Find the lines in these entries that include the word "subtitle" and state how many there are, with no other words.

──────── Data for the task

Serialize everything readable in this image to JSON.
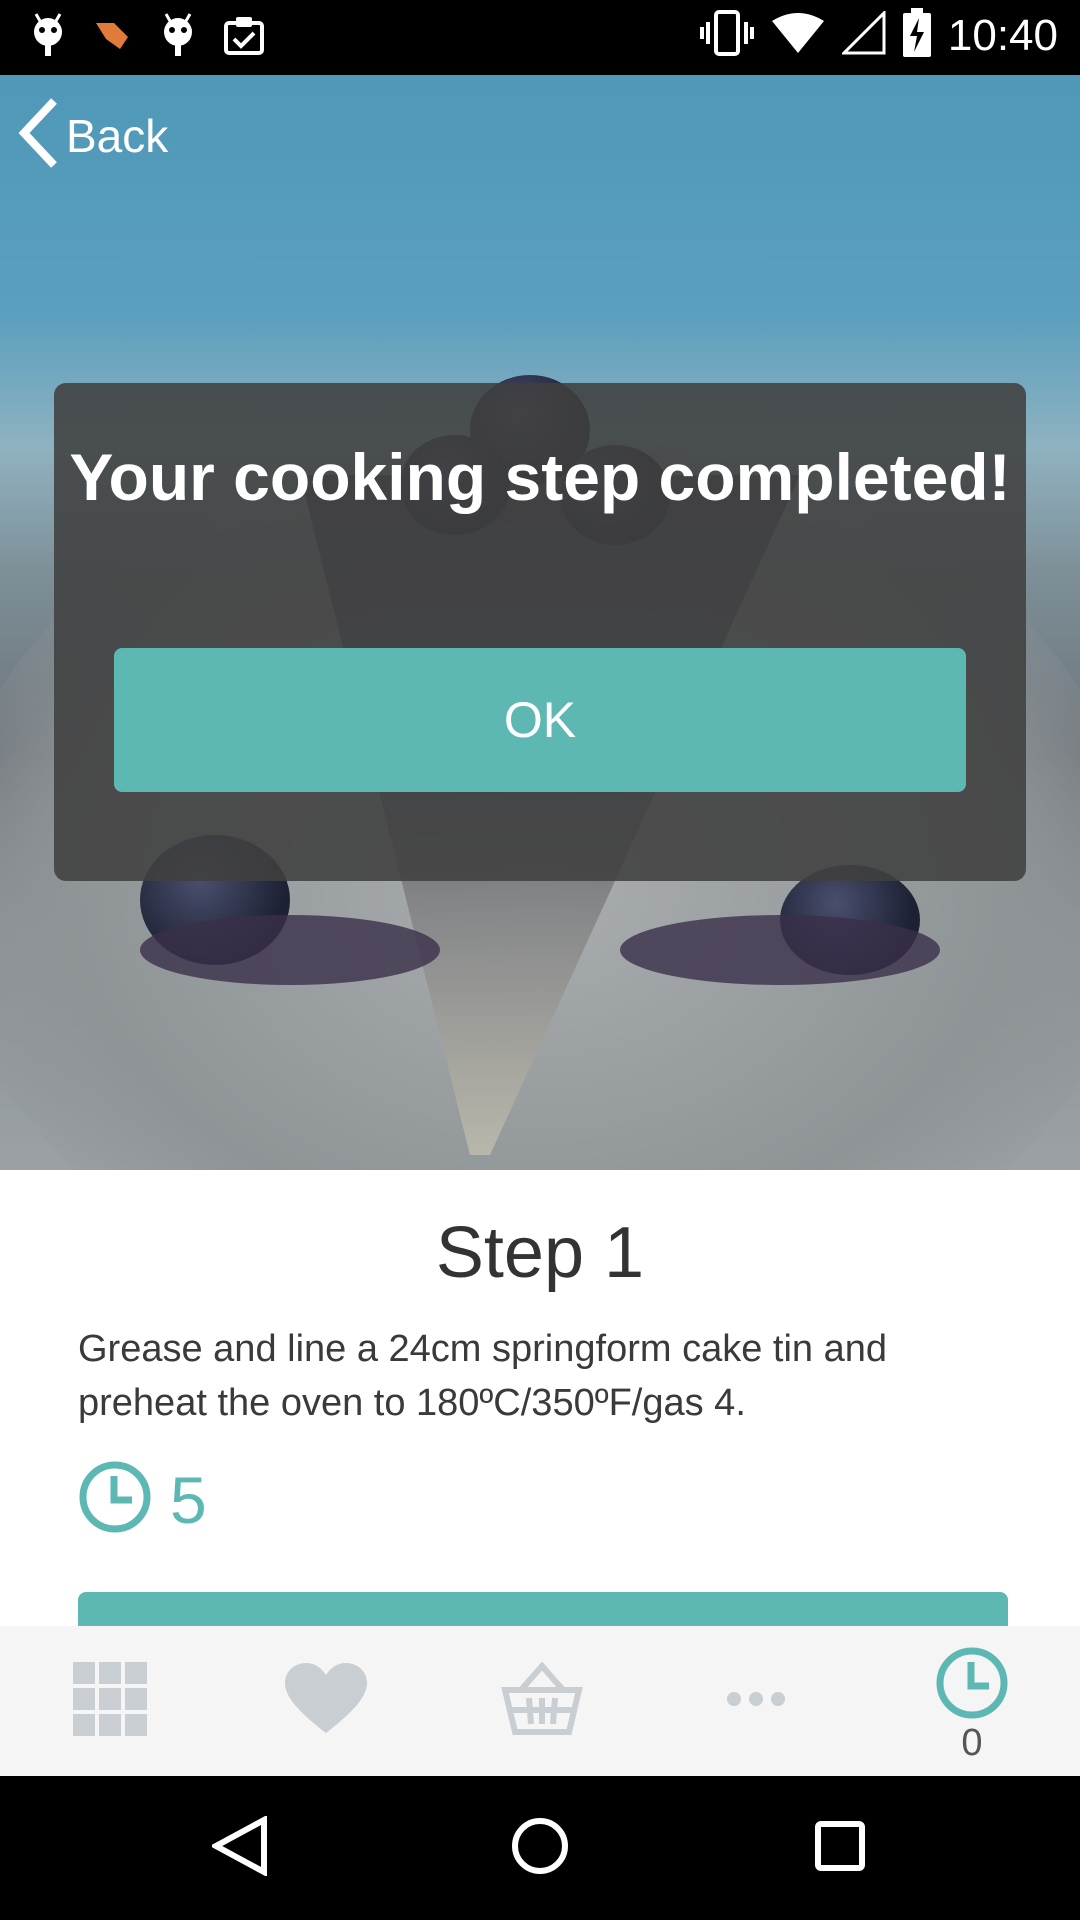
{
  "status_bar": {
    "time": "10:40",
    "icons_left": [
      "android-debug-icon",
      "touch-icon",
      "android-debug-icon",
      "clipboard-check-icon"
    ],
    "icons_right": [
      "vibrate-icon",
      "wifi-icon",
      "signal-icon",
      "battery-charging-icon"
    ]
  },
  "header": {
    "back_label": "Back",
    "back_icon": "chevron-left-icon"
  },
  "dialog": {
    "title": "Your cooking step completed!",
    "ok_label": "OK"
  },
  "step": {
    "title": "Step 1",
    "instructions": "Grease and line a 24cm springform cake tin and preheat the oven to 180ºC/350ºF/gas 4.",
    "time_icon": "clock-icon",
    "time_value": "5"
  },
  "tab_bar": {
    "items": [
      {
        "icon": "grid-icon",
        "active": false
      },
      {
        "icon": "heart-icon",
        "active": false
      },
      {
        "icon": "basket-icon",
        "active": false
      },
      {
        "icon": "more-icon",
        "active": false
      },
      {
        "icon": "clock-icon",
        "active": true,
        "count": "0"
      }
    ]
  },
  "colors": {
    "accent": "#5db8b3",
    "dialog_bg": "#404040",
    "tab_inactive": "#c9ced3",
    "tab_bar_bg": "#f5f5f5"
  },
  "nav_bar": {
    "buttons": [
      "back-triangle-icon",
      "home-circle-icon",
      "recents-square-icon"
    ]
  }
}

────────────────
──────── Data for the task

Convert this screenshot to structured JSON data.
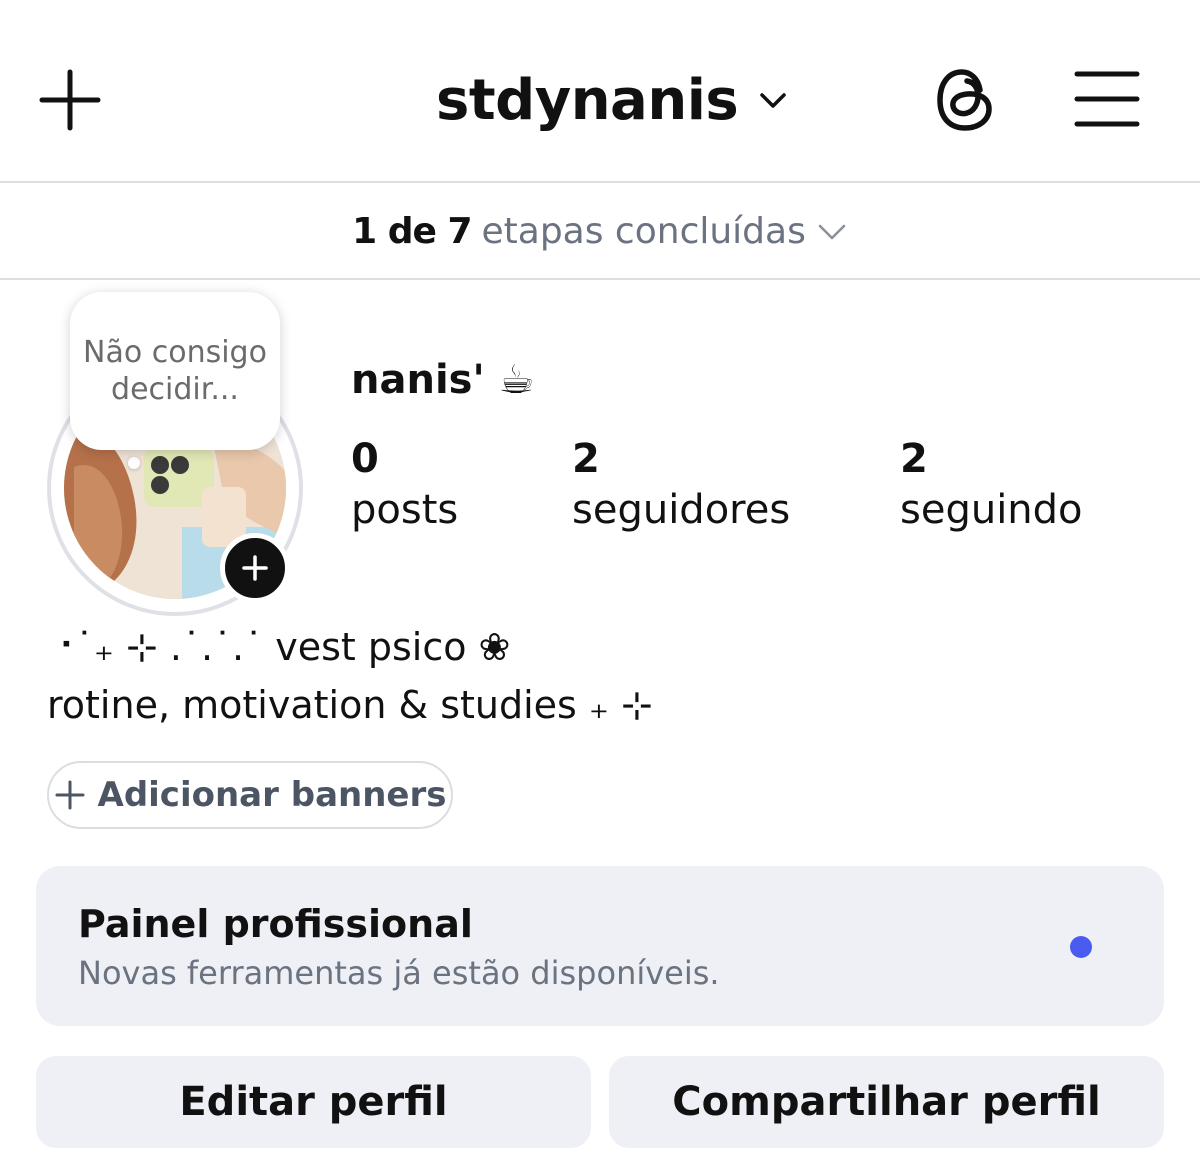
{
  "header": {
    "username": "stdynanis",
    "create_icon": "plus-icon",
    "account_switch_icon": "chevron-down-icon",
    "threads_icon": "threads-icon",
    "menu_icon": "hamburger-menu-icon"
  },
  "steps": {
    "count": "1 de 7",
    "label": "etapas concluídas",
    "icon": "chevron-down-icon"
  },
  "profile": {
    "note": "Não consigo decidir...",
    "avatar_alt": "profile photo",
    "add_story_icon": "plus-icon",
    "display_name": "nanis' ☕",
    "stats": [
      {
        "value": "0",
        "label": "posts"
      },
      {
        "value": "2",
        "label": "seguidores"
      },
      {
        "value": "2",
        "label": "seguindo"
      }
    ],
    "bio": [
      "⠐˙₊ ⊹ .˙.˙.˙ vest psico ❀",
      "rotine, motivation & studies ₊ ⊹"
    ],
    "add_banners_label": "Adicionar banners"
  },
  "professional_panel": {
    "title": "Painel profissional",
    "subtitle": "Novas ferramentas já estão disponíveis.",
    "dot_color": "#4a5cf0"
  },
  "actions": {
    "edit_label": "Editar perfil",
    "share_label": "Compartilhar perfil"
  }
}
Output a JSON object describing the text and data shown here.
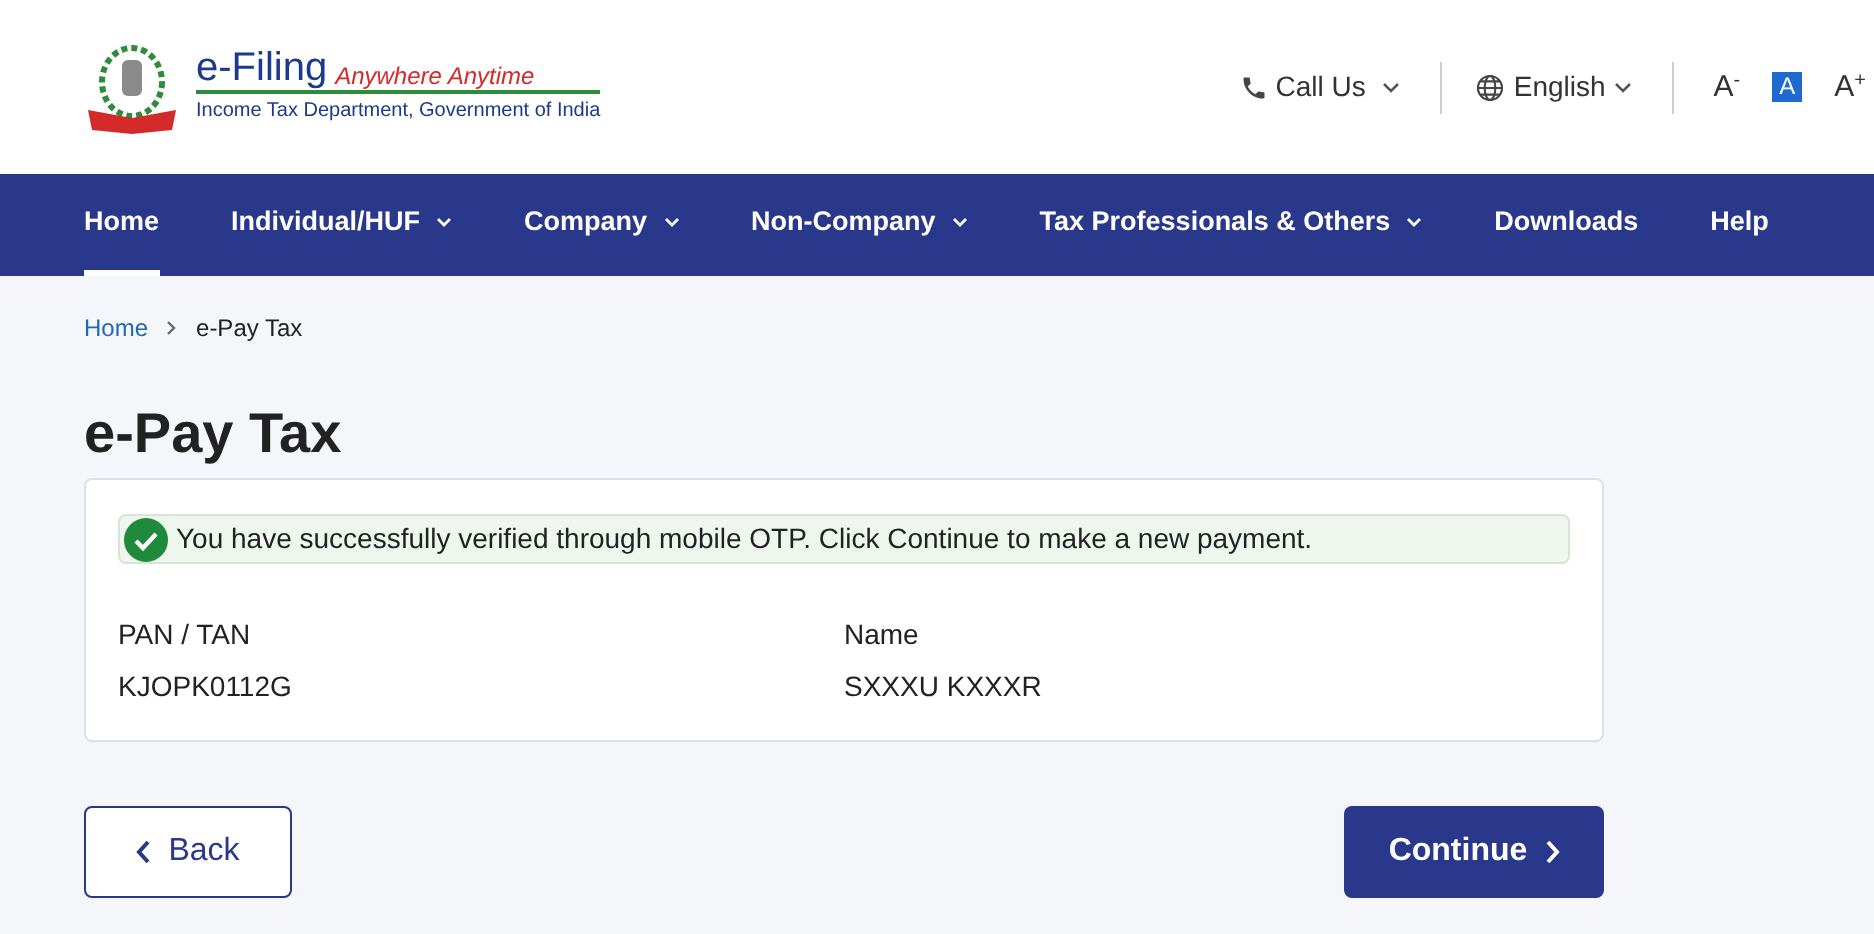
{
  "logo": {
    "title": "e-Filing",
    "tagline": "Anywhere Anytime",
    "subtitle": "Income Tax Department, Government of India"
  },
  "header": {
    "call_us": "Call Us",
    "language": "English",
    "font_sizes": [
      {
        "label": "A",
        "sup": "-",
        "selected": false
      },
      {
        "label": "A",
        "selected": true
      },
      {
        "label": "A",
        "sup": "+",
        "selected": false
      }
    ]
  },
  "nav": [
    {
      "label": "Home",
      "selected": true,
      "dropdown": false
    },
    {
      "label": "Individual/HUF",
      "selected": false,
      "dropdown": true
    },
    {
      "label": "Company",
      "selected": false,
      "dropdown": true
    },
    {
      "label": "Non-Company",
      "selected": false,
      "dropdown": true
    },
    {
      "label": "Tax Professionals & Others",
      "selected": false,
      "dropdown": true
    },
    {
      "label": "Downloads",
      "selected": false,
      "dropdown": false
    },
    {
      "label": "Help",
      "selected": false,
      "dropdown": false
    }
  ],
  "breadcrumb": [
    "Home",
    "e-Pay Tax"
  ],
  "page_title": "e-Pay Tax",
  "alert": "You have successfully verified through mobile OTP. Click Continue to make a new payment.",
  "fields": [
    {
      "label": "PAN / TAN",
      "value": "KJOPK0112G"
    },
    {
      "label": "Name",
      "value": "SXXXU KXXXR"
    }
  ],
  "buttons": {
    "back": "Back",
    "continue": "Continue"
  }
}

────────────────

Exercise answer:
2